[Dataset items]
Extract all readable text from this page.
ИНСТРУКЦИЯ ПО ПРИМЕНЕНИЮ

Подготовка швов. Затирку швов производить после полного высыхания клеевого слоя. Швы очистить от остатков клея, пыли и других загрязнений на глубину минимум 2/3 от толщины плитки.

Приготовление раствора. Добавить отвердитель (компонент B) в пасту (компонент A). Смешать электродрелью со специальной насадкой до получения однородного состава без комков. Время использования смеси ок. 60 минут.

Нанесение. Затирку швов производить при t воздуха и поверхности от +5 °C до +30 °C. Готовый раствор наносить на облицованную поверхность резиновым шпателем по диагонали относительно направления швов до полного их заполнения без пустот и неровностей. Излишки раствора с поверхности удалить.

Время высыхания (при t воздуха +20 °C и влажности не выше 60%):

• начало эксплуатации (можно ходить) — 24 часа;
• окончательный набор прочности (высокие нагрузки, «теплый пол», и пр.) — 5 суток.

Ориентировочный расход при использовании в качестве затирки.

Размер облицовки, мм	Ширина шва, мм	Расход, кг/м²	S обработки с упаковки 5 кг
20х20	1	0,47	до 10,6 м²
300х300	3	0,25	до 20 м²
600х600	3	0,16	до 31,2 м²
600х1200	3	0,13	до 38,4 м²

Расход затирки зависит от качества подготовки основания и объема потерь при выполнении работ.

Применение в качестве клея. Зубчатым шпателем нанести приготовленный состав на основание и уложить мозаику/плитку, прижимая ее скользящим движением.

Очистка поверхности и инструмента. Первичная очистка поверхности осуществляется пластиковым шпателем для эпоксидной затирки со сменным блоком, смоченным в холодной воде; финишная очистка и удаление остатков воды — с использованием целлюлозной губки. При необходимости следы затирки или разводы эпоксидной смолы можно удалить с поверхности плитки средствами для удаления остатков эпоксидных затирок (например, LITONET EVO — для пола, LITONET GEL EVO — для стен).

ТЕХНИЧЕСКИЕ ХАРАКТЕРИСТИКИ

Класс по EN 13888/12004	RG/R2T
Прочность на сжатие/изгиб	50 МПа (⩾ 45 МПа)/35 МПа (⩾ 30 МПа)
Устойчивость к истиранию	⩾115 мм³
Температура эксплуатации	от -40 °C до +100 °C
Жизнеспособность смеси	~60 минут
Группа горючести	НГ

**DIRECTIONS FOR THIS TASK**
Reproduce each record exactly as it appears.

**FINAL ANSWER**
Extract all readable text from this page.
ИНСТРУКЦИЯ ПО ПРИМЕНЕНИЮ

Подготовка швов. Затирку швов производить после полного высыхания клеевого слоя. Швы очистить от остатков клея, пыли и других загрязнений на глубину минимум 2/3 от толщины плитки.

Приготовление раствора. Добавить отвердитель (компонент B) в пасту (компонент A). Смешать электродрелью со специальной насадкой до получения однородного состава без комков. Время использования смеси ок. 60 минут.

Нанесение. Затирку швов производить при t воздуха и поверхности от +5 °C до +30 °C. Готовый раствор наносить на облицованную поверхность резиновым шпателем по диагонали относительно направления швов до полного их заполнения без пустот и неровностей. Излишки раствора с поверхности удалить.

Время высыхания (при t воздуха +20 °C и влажности не выше 60%):

• начало эксплуатации (можно ходить) — 24 часа;
• окончательный набор прочности (высокие нагрузки, «теплый пол», и пр.) — 5 суток.

Ориентировочный расход при использовании в качестве затирки.

Размер облицовки, мм	Ширина шва, мм	Расход, кг/м²	S обработки с упаковки 5 кг
20х20	1	0,47	до 10,6 м²
300х300	3	0,25	до 20 м²
600х600	3	0,16	до 31,2 м²
600х1200	3	0,13	до 38,4 м²

Расход затирки зависит от качества подготовки основания и объема потерь при выполнении работ.

Применение в качестве клея. Зубчатым шпателем нанести приготовленный состав на основание и уложить мозаику/плитку, прижимая ее скользящим движением.

Очистка поверхности и инструмента. Первичная очистка поверхности осуществляется пластиковым шпателем для эпоксидной затирки со сменным блоком, смоченным в холодной воде; финишная очистка и удаление остатков воды — с использованием целлюлозной губки. При необходимости следы затирки или разводы эпоксидной смолы можно удалить с поверхности плитки средствами для удаления остатков эпоксидных затирок (например, LITONET EVO — для пола, LITONET GEL EVO — для стен).

ТЕХНИЧЕСКИЕ ХАРАКТЕРИСТИКИ

Класс по EN 13888/12004	RG/R2T
Прочность на сжатие/изгиб	50 МПа (⩾ 45 МПа)/35 МПа (⩾ 30 МПа)
Устойчивость к истиранию	⩾115 мм³
Температура эксплуатации	от -40 °C до +100 °C
Жизнеспособность смеси	~60 минут
Группа горючести	НГ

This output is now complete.